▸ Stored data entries
• • • •

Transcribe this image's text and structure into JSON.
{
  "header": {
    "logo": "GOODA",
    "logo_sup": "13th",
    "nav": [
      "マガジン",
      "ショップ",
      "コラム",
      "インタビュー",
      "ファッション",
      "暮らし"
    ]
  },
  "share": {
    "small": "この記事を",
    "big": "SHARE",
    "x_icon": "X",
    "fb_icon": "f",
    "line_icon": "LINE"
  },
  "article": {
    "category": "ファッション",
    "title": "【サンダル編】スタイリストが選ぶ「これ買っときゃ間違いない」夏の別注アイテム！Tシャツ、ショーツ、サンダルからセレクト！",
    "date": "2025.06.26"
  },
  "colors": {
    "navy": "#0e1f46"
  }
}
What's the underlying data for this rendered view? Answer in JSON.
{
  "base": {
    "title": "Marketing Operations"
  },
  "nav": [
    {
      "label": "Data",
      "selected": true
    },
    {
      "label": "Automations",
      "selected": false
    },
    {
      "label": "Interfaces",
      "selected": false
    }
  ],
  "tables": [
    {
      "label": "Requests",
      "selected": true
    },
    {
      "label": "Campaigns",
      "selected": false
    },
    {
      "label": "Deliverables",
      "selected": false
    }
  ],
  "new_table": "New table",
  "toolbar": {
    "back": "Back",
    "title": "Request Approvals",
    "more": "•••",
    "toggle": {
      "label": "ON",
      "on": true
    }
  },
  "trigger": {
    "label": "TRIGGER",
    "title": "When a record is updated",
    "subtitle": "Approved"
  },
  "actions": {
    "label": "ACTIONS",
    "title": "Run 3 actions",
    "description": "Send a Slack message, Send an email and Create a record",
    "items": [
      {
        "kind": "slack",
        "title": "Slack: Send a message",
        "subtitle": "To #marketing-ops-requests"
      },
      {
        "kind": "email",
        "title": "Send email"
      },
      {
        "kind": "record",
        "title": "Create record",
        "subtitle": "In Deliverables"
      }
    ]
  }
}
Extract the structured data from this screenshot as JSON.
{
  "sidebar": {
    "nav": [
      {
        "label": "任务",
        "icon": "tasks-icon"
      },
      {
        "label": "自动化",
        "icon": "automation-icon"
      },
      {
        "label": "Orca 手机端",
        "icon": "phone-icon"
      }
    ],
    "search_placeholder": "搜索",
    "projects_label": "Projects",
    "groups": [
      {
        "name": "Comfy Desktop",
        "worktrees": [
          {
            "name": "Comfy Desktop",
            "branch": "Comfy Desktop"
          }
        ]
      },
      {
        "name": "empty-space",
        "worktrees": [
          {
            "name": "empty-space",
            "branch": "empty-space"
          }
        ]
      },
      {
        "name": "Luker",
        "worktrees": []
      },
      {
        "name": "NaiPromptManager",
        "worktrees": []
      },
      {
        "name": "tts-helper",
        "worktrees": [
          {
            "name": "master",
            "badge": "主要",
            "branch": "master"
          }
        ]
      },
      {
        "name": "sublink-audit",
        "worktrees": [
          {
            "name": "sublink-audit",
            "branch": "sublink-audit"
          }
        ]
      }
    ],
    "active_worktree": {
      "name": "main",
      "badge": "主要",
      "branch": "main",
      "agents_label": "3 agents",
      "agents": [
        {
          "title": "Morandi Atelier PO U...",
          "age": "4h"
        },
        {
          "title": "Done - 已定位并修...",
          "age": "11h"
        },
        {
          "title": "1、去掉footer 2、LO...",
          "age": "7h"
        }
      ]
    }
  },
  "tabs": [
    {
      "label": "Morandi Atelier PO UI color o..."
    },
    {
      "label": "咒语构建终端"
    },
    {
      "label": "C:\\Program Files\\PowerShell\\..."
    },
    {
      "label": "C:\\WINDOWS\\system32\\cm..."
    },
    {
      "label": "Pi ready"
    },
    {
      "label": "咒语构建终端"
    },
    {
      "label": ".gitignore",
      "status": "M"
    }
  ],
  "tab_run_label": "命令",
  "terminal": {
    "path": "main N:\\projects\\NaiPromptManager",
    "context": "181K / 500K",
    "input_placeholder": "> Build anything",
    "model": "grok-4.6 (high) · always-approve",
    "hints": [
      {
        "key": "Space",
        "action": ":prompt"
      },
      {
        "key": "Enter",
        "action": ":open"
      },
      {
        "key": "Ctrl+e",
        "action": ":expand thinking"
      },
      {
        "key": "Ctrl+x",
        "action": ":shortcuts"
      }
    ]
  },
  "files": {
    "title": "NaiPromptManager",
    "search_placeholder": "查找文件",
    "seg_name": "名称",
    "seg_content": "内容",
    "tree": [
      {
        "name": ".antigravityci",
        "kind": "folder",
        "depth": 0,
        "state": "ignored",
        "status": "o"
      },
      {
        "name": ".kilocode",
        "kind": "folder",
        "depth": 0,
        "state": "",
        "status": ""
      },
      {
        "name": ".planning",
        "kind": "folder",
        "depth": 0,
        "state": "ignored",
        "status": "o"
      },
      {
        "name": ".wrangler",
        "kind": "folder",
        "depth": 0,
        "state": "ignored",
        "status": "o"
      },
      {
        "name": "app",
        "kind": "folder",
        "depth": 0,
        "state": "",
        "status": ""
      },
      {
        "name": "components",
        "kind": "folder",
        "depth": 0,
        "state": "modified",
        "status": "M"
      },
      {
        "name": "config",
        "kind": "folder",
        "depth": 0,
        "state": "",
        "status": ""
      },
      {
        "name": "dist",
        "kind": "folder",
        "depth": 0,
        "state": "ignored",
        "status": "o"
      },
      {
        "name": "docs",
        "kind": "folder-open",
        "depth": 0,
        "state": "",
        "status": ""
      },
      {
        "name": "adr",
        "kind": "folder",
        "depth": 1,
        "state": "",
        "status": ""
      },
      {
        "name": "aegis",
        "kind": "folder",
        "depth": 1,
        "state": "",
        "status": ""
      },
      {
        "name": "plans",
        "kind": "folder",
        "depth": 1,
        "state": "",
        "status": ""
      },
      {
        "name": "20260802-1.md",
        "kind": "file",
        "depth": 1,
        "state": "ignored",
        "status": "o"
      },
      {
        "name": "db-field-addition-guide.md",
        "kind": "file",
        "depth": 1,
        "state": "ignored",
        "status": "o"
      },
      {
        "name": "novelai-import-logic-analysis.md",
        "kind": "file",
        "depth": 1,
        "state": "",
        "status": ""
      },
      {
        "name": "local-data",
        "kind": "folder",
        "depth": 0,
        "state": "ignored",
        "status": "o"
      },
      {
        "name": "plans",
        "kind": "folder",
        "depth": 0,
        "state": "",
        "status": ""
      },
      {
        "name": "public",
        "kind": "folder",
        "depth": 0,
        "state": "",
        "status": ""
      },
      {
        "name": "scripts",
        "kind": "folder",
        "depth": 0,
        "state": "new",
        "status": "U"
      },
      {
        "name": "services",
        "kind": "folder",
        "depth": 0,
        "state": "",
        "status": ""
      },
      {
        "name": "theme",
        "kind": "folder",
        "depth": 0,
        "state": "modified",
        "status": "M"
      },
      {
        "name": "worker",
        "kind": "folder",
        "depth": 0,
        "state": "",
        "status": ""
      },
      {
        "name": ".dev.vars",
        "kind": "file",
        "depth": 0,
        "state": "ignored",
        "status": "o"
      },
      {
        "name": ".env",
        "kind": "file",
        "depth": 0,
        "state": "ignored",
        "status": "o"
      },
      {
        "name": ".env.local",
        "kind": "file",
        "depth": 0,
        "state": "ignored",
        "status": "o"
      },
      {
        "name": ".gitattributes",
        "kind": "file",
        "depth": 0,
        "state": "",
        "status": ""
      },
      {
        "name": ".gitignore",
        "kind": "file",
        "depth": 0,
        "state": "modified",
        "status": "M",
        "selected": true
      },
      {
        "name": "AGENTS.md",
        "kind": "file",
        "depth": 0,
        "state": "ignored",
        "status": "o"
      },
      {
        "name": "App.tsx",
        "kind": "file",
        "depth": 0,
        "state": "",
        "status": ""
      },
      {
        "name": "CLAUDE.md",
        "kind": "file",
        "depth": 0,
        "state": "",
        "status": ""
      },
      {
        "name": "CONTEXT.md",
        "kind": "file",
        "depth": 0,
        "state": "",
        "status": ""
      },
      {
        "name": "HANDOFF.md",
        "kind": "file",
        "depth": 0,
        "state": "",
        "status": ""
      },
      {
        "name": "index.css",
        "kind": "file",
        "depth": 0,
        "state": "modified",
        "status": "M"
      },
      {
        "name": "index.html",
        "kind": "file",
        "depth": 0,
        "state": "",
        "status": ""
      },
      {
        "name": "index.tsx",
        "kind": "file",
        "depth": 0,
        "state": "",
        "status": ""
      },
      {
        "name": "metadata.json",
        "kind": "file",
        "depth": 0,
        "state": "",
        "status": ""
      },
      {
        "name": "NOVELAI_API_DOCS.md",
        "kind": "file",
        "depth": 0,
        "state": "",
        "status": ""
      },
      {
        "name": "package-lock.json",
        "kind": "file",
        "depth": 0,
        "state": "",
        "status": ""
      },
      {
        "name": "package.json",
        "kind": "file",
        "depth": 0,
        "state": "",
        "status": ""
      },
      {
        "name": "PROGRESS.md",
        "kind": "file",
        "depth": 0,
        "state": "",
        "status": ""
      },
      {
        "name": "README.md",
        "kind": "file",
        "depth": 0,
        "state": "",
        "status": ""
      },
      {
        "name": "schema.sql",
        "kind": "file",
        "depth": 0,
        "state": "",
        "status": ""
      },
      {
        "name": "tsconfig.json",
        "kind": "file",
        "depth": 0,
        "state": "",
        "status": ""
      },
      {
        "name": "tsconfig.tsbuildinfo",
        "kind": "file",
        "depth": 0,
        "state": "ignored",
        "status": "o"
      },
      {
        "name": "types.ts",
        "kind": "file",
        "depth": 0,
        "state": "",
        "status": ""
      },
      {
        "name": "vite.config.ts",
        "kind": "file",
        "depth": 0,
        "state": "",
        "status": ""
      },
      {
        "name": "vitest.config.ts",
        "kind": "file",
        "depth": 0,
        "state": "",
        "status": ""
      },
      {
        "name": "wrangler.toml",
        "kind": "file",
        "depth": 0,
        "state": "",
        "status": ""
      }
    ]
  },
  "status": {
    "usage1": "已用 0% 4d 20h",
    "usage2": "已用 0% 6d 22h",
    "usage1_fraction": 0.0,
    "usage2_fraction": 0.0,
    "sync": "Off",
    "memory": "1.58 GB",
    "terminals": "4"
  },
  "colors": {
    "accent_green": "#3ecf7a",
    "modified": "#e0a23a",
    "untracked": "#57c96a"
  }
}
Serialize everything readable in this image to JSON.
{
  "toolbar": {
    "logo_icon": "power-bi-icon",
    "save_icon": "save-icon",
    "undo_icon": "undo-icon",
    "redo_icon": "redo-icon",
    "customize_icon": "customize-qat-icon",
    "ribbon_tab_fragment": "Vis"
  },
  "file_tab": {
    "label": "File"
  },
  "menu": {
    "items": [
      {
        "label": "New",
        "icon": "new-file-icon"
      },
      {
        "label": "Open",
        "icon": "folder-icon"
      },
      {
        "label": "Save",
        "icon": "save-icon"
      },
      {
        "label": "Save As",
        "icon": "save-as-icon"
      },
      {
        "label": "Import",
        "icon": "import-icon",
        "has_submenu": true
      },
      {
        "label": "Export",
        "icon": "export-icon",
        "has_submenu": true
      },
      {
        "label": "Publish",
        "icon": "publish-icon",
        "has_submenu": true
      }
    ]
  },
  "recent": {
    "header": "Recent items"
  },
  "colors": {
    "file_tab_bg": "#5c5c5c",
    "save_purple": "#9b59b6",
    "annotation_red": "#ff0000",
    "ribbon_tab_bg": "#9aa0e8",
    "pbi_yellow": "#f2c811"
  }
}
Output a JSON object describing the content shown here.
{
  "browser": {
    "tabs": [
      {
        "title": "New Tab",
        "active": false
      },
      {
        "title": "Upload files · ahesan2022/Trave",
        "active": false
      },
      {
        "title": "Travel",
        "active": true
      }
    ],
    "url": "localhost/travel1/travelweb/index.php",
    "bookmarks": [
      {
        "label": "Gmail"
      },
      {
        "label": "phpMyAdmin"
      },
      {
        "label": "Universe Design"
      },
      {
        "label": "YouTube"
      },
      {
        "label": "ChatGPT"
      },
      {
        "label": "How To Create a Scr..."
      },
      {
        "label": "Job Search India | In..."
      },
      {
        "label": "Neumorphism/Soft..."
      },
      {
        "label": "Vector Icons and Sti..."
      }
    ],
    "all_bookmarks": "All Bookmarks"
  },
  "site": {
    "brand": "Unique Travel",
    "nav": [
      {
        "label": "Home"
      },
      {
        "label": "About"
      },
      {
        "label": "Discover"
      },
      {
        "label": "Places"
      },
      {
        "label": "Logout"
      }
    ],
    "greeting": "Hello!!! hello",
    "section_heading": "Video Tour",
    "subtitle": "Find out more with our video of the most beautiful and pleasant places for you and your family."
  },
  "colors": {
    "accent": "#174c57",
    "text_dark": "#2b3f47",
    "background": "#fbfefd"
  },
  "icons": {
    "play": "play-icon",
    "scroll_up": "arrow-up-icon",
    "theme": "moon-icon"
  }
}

• • • •

▸ WHAT TO DO
Among the lines above, how many contain the string "image"? State the number alone.

▸ ANSWER TO THE TASK
2